PROBLEM: Copy out every line exactly, passing over the pictures.

BEGIN EXTRACTED MATERIAL

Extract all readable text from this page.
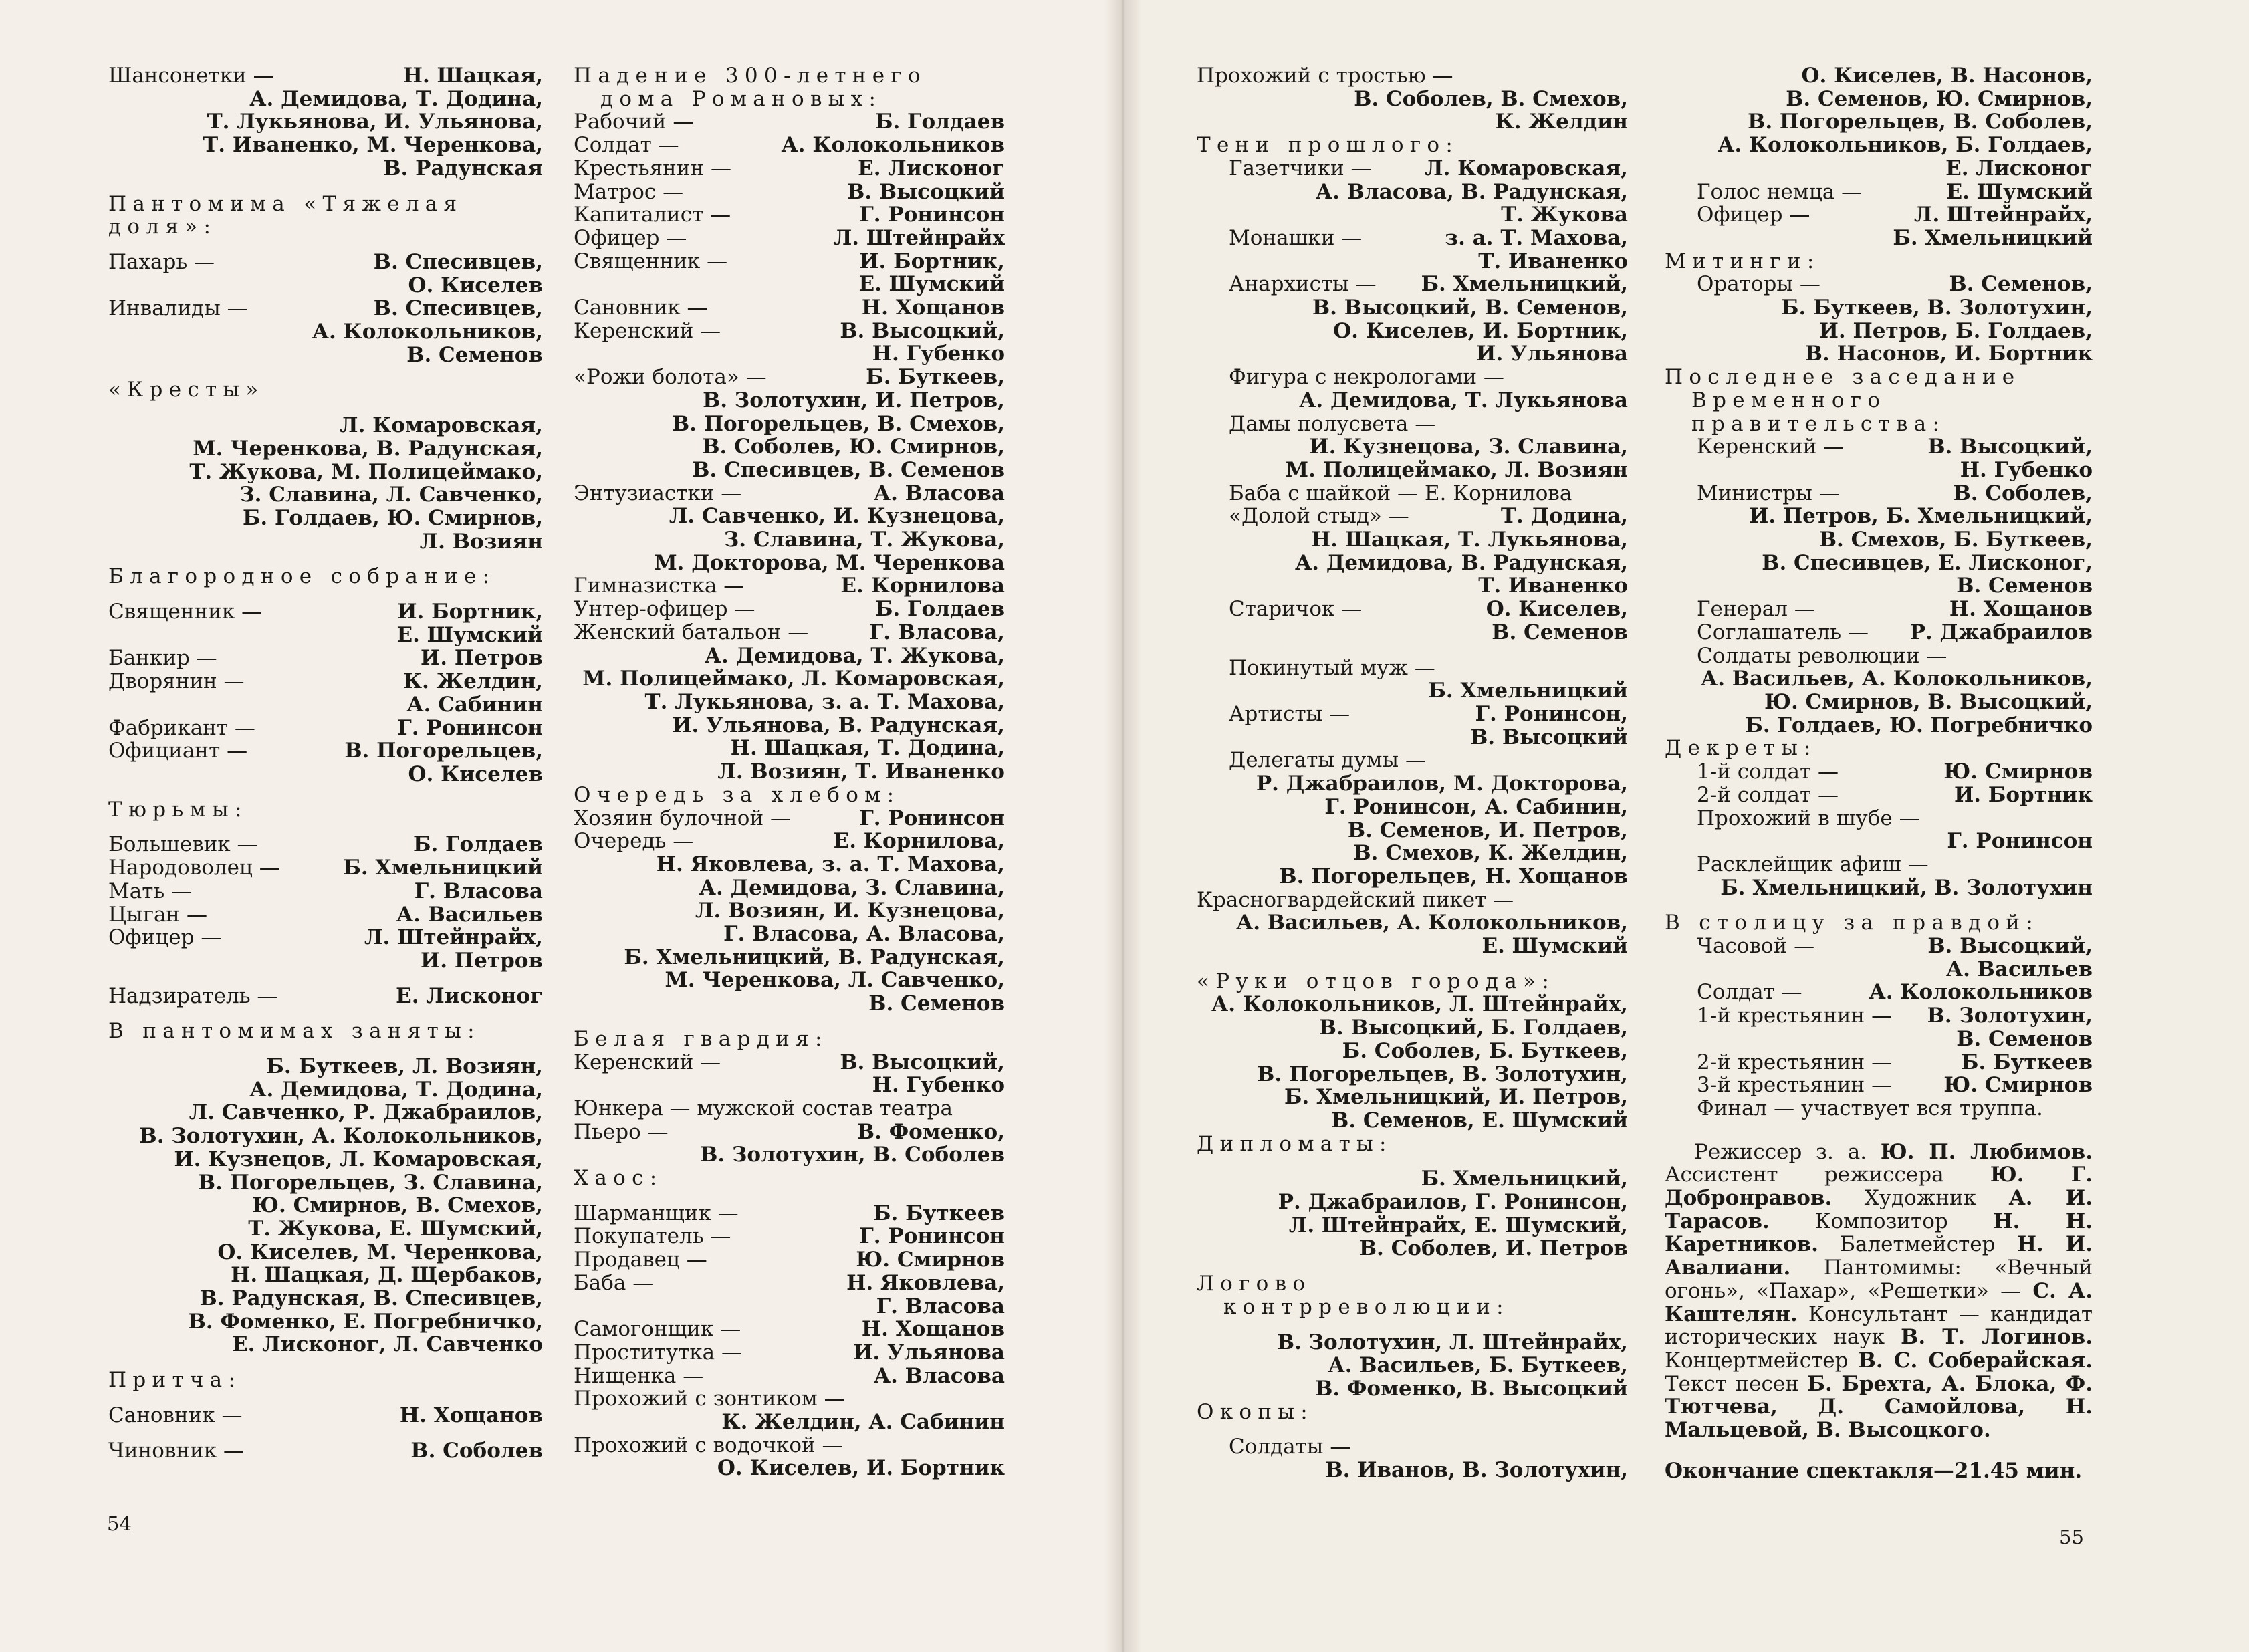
Шансонетки —	Н. Шацкая,
А. Демидова, Т. Додина,
Т. Лукьянова, И. Ульянова,
Т. Иваненко, М. Черенкова,
В. Радунская
Пантомима «Тяжелая доля»:
Пахарь —	В. Спесивцев,
О. Киселев
Инвалиды —	В. Спесивцев,
А. Колокольников,
В. Семенов
«Кресты»
Л. Комаровская,
М. Черенкова, В. Радунская,
Т. Жукова, М. Полицеймако,
З. Славина, Л. Савченко,
Б. Голдаев, Ю. Смирнов,
Л. Возиян
Благородное собрание:
Священник —	И. Бортник,
Е. Шумский
Банкир —	И. Петров
Дворянин —	К. Желдин,
А. Сабинин
Фабрикант —	Г. Ронинсон
Официант —	В. Погорельцев,
О. Киселев
Тюрьмы:
Большевик —	Б. Голдаев
Народоволец —	Б. Хмельницкий
Мать —	Г. Власова
Цыган —	А. Васильев
Офицер —	Л. Штейнрайх,
И. Петров
Надзиратель —	Е. Лисконог
В пантомимах заняты:
Б. Буткеев, Л. Возиян,
А. Демидова, Т. Додина,
Л. Савченко, Р. Джабраилов,
В. Золотухин, А. Колокольников,
И. Кузнецов, Л. Комаровская,
В. Погорельцев, З. Славина,
Ю. Смирнов, В. Смехов,
Т. Жукова, Е. Шумский,
О. Киселев, М. Черенкова,
Н. Шацкая, Д. Щербаков,
В. Радунская, В. Спесивцев,
В. Фоменко, Е. Погребничко,
Е. Лисконог, Л. Савченко
Притча:
Сановник —	Н. Хощанов
Чиновник —	В. Соболев
Падение 300-летнего
дома Романовых:
Рабочий —	Б. Голдаев
Солдат —	А. Колокольников
Крестьянин —	Е. Лисконог
Матрос —	В. Высоцкий
Капиталист —	Г. Ронинсон
Офицер —	Л. Штейнрайх
Священник —	И. Бортник,
Е. Шумский
Сановник —	Н. Хощанов
Керенский —	В. Высоцкий,
Н. Губенко
«Рожи болота» —	Б. Буткеев,
В. Золотухин, И. Петров,
В. Погорельцев, В. Смехов,
В. Соболев, Ю. Смирнов,
В. Спесивцев, В. Семенов
Энтузиастки —	А. Власова
Л. Савченко, И. Кузнецова,
З. Славина, Т. Жукова,
М. Докторова, М. Черенкова
Гимназистка —	Е. Корнилова
Унтер-офицер —	Б. Голдаев
Женский батальон —	Г. Власова,
А. Демидова, Т. Жукова,
М. Полицеймако, Л. Комаровская,
Т. Лукьянова, з. а. Т. Махова,
И. Ульянова, В. Радунская,
Н. Шацкая, Т. Додина,
Л. Возиян, Т. Иваненко
Очередь за хлебом:
Хозяин булочной —	Г. Ронинсон
Очередь —	Е. Корнилова,
Н. Яковлева, з. а. Т. Махова,
А. Демидова, З. Славина,
Л. Возиян, И. Кузнецова,
Г. Власова, А. Власова,
Б. Хмельницкий, В. Радунская,
М. Черенкова, Л. Савченко,
В. Семенов
Белая гвардия:
Керенский —	В. Высоцкий,
Н. Губенко
Юнкера — мужской состав театра
Пьеро —	В. Фоменко,
В. Золотухин, В. Соболев
Хаос:
Шарманщик —	Б. Буткеев
Покупатель —	Г. Ронинсон
Продавец —	Ю. Смирнов
Баба —	Н. Яковлева,
Г. Власова
Самогонщик —	Н. Хощанов
Проститутка —	И. Ульянова
Нищенка —	А. Власова
Прохожий с зонтиком —
К. Желдин, А. Сабинин
Прохожий с водочкой —
О. Киселев, И. Бортник
Прохожий с тростью —
В. Соболев, В. Смехов,
К. Желдин
Тени прошлого:
Газетчики —	Л. Комаровская,
А. Власова, В. Радунская,
Т. Жукова
Монашки —	з. а. Т. Махова,
Т. Иваненко
Анархисты — Б. Хмельницкий,
В. Высоцкий, В. Семенов,
О. Киселев, И. Бортник,
И. Ульянова
Фигура с некрологами —
А. Демидова, Т. Лукьянова
Дамы полусвета —
И. Кузнецова, З. Славина,
М. Полицеймако, Л. Возиян
Баба с шайкой — Е. Корнилова
«Долой стыд» —	Т. Додина,
Н. Шацкая, Т. Лукьянова,
А. Демидова, В. Радунская,
Т. Иваненко
Старичок —	О. Киселев,
В. Семенов
Покинутый муж —
Б. Хмельницкий
Артисты —	Г. Ронинсон,
В. Высоцкий
Делегаты думы —
Р. Джабраилов, М. Докторова,
Г. Ронинсон, А. Сабинин,
В. Семенов, И. Петров,
В. Смехов, К. Желдин,
В. Погорельцев, Н. Хощанов
Красногвардейский пикет —
А. Васильев, А. Колокольников,
Е. Шумский
«Руки отцов города»:
А. Колокольников, Л. Штейнрайх,
В. Высоцкий, Б. Голдаев,
Б. Соболев, Б. Буткеев,
В. Погорельцев, В. Золотухин,
Б. Хмельницкий, И. Петров,
В. Семенов, Е. Шумский
Дипломаты:
Б. Хмельницкий,
Р. Джабраилов, Г. Ронинсон,
Л. Штейнрайх, Е. Шумский,
В. Соболев, И. Петров
Логово
контрреволюции:
В. Золотухин, Л. Штейнрайх,
А. Васильев, Б. Буткеев,
В. Фоменко, В. Высоцкий
Окопы:
Солдаты —
В. Иванов, В. Золотухин,
О. Киселев, В. Насонов,
В. Семенов, Ю. Смирнов,
В. Погорельцев, В. Соболев,
А. Колокольников, Б. Голдаев,
Е. Лисконог
Голос немца —	Е. Шумский
Офицер —	Л. Штейнрайх,
Б. Хмельницкий
Митинги:
Ораторы —	В. Семенов,
Б. Буткеев, В. Золотухин,
И. Петров, Б. Голдаев,
В. Насонов, И. Бортник
Последнее заседание
Временного
правительства:
Керенский —	В. Высоцкий,
Н. Губенко
Министры —	В. Соболев,
И. Петров, Б. Хмельницкий,
В. Смехов, Б. Буткеев,
В. Спесивцев, Е. Лисконог,
В. Семенов
Генерал —	Н. Хощанов
Соглашатель — Р. Джабраилов
Солдаты революции —
А. Васильев, А. Колокольников,
Ю. Смирнов, В. Высоцкий,
Б. Голдаев, Ю. Погребничко
Декреты:
1-й солдат —	Ю. Смирнов
2-й солдат —	И. Бортник
Прохожий в шубе —
Г. Ронинсон
Расклейщик афиш —
Б. Хмельницкий, В. Золотухин
В столицу за правдой:
Часовой —	В. Высоцкий,
А. Васильев
Солдат —	А. Колокольников
1-й крестьянин — В. Золотухин,
В. Семенов
2-й крестьянин —	Б. Буткеев
3-й крестьянин — Ю. Смирнов
Финал — участвует вся труппа.
Режиссер з. а. Ю. П. Любимов. Ассистент режиссера Ю. Г. Добронравов. Художник А. И. Тарасов. Композитор Н. Н. Каретников. Балетмейстер Н. И. Авалиани. Пантомимы: «Вечный огонь», «Пахар», «Решетки» — С. А. Каштелян. Консультант — кандидат исторических наук В. Т. Логинов. Концертмейстер В. С. Соберайская. Текст песен Б. Брехта, А. Блока, Ф. Тютчева, Д. Самойлова, Н. Мальцевой, В. Высоцкого.
Окончание спектакля—21.45 мин.
54
55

END EXTRACTED MATERIAL

SOLUTION FOR THIS TASK:
Extract all readable text from this page.
Шансонетки —	Н. Шацкая,
А. Демидова, Т. Додина,
Т. Лукьянова, И. Ульянова,
Т. Иваненко, М. Черенкова,
В. Радунская
Пантомима «Тяжелая доля»:
Пахарь —	В. Спесивцев,
О. Киселев
Инвалиды —	В. Спесивцев,
А. Колокольников,
В. Семенов
«Кресты»
Л. Комаровская,
М. Черенкова, В. Радунская,
Т. Жукова, М. Полицеймако,
З. Славина, Л. Савченко,
Б. Голдаев, Ю. Смирнов,
Л. Возиян
Благородное собрание:
Священник —	И. Бортник,
Е. Шумский
Банкир —	И. Петров
Дворянин —	К. Желдин,
А. Сабинин
Фабрикант —	Г. Ронинсон
Официант —	В. Погорельцев,
О. Киселев
Тюрьмы:
Большевик —	Б. Голдаев
Народоволец —	Б. Хмельницкий
Мать —	Г. Власова
Цыган —	А. Васильев
Офицер —	Л. Штейнрайх,
И. Петров
Надзиратель —	Е. Лисконог
В пантомимах заняты:
Б. Буткеев, Л. Возиян,
А. Демидова, Т. Додина,
Л. Савченко, Р. Джабраилов,
В. Золотухин, А. Колокольников,
И. Кузнецов, Л. Комаровская,
В. Погорельцев, З. Славина,
Ю. Смирнов, В. Смехов,
Т. Жукова, Е. Шумский,
О. Киселев, М. Черенкова,
Н. Шацкая, Д. Щербаков,
В. Радунская, В. Спесивцев,
В. Фоменко, Е. Погребничко,
Е. Лисконог, Л. Савченко
Притча:
Сановник —	Н. Хощанов
Чиновник —	В. Соболев
Падение 300-летнего
дома Романовых:
Рабочий —	Б. Голдаев
Солдат —	А. Колокольников
Крестьянин —	Е. Лисконог
Матрос —	В. Высоцкий
Капиталист —	Г. Ронинсон
Офицер —	Л. Штейнрайх
Священник —	И. Бортник,
Е. Шумский
Сановник —	Н. Хощанов
Керенский —	В. Высоцкий,
Н. Губенко
«Рожи болота» —	Б. Буткеев,
В. Золотухин, И. Петров,
В. Погорельцев, В. Смехов,
В. Соболев, Ю. Смирнов,
В. Спесивцев, В. Семенов
Энтузиастки —	А. Власова
Л. Савченко, И. Кузнецова,
З. Славина, Т. Жукова,
М. Докторова, М. Черенкова
Гимназистка —	Е. Корнилова
Унтер-офицер —	Б. Голдаев
Женский батальон —	Г. Власова,
А. Демидова, Т. Жукова,
М. Полицеймако, Л. Комаровская,
Т. Лукьянова, з. а. Т. Махова,
И. Ульянова, В. Радунская,
Н. Шацкая, Т. Додина,
Л. Возиян, Т. Иваненко
Очередь за хлебом:
Хозяин булочной —	Г. Ронинсон
Очередь —	Е. Корнилова,
Н. Яковлева, з. а. Т. Махова,
А. Демидова, З. Славина,
Л. Возиян, И. Кузнецова,
Г. Власова, А. Власова,
Б. Хмельницкий, В. Радунская,
М. Черенкова, Л. Савченко,
В. Семенов
Белая гвардия:
Керенский —	В. Высоцкий,
Н. Губенко
Юнкера — мужской состав театра
Пьеро —	В. Фоменко,
В. Золотухин, В. Соболев
Хаос:
Шарманщик —	Б. Буткеев
Покупатель —	Г. Ронинсон
Продавец —	Ю. Смирнов
Баба —	Н. Яковлева,
Г. Власова
Самогонщик —	Н. Хощанов
Проститутка —	И. Ульянова
Нищенка —	А. Власова
Прохожий с зонтиком —
К. Желдин, А. Сабинин
Прохожий с водочкой —
О. Киселев, И. Бортник
Прохожий с тростью —
В. Соболев, В. Смехов,
К. Желдин
Тени прошлого:
Газетчики —	Л. Комаровская,
А. Власова, В. Радунская,
Т. Жукова
Монашки —	з. а. Т. Махова,
Т. Иваненко
Анархисты — Б. Хмельницкий,
В. Высоцкий, В. Семенов,
О. Киселев, И. Бортник,
И. Ульянова
Фигура с некрологами —
А. Демидова, Т. Лукьянова
Дамы полусвета —
И. Кузнецова, З. Славина,
М. Полицеймако, Л. Возиян
Баба с шайкой — Е. Корнилова
«Долой стыд» —	Т. Додина,
Н. Шацкая, Т. Лукьянова,
А. Демидова, В. Радунская,
Т. Иваненко
Старичок —	О. Киселев,
В. Семенов
Покинутый муж —
Б. Хмельницкий
Артисты —	Г. Ронинсон,
В. Высоцкий
Делегаты думы —
Р. Джабраилов, М. Докторова,
Г. Ронинсон, А. Сабинин,
В. Семенов, И. Петров,
В. Смехов, К. Желдин,
В. Погорельцев, Н. Хощанов
Красногвардейский пикет —
А. Васильев, А. Колокольников,
Е. Шумский
«Руки отцов города»:
А. Колокольников, Л. Штейнрайх,
В. Высоцкий, Б. Голдаев,
Б. Соболев, Б. Буткеев,
В. Погорельцев, В. Золотухин,
Б. Хмельницкий, И. Петров,
В. Семенов, Е. Шумский
Дипломаты:
Б. Хмельницкий,
Р. Джабраилов, Г. Ронинсон,
Л. Штейнрайх, Е. Шумский,
В. Соболев, И. Петров
Логово
контрреволюции:
В. Золотухин, Л. Штейнрайх,
А. Васильев, Б. Буткеев,
В. Фоменко, В. Высоцкий
Окопы:
Солдаты —
В. Иванов, В. Золотухин,
О. Киселев, В. Насонов,
В. Семенов, Ю. Смирнов,
В. Погорельцев, В. Соболев,
А. Колокольников, Б. Голдаев,
Е. Лисконог
Голос немца —	Е. Шумский
Офицер —	Л. Штейнрайх,
Б. Хмельницкий
Митинги:
Ораторы —	В. Семенов,
Б. Буткеев, В. Золотухин,
И. Петров, Б. Голдаев,
В. Насонов, И. Бортник
Последнее заседание
Временного
правительства:
Керенский —	В. Высоцкий,
Н. Губенко
Министры —	В. Соболев,
И. Петров, Б. Хмельницкий,
В. Смехов, Б. Буткеев,
В. Спесивцев, Е. Лисконог,
В. Семенов
Генерал —	Н. Хощанов
Соглашатель — Р. Джабраилов
Солдаты революции —
А. Васильев, А. Колокольников,
Ю. Смирнов, В. Высоцкий,
Б. Голдаев, Ю. Погребничко
Декреты:
1-й солдат —	Ю. Смирнов
2-й солдат —	И. Бортник
Прохожий в шубе —
Г. Ронинсон
Расклейщик афиш —
Б. Хмельницкий, В. Золотухин
В столицу за правдой:
Часовой —	В. Высоцкий,
А. Васильев
Солдат —	А. Колокольников
1-й крестьянин — В. Золотухин,
В. Семенов
2-й крестьянин —	Б. Буткеев
3-й крестьянин — Ю. Смирнов
Финал — участвует вся труппа.
Режиссер з. а. Ю. П. Любимов. Ассистент режиссера Ю. Г. Добронравов. Художник А. И. Тарасов. Композитор Н. Н. Каретников. Балетмейстер Н. И. Авалиани. Пантомимы: «Вечный огонь», «Пахар», «Решетки» — С. А. Каштелян. Консультант — кандидат исторических наук В. Т. Логинов. Концертмейстер В. С. Соберайская. Текст песен Б. Брехта, А. Блока, Ф. Тютчева, Д. Самойлова, Н. Мальцевой, В. Высоцкого.
Окончание спектакля—21.45 мин.
54
55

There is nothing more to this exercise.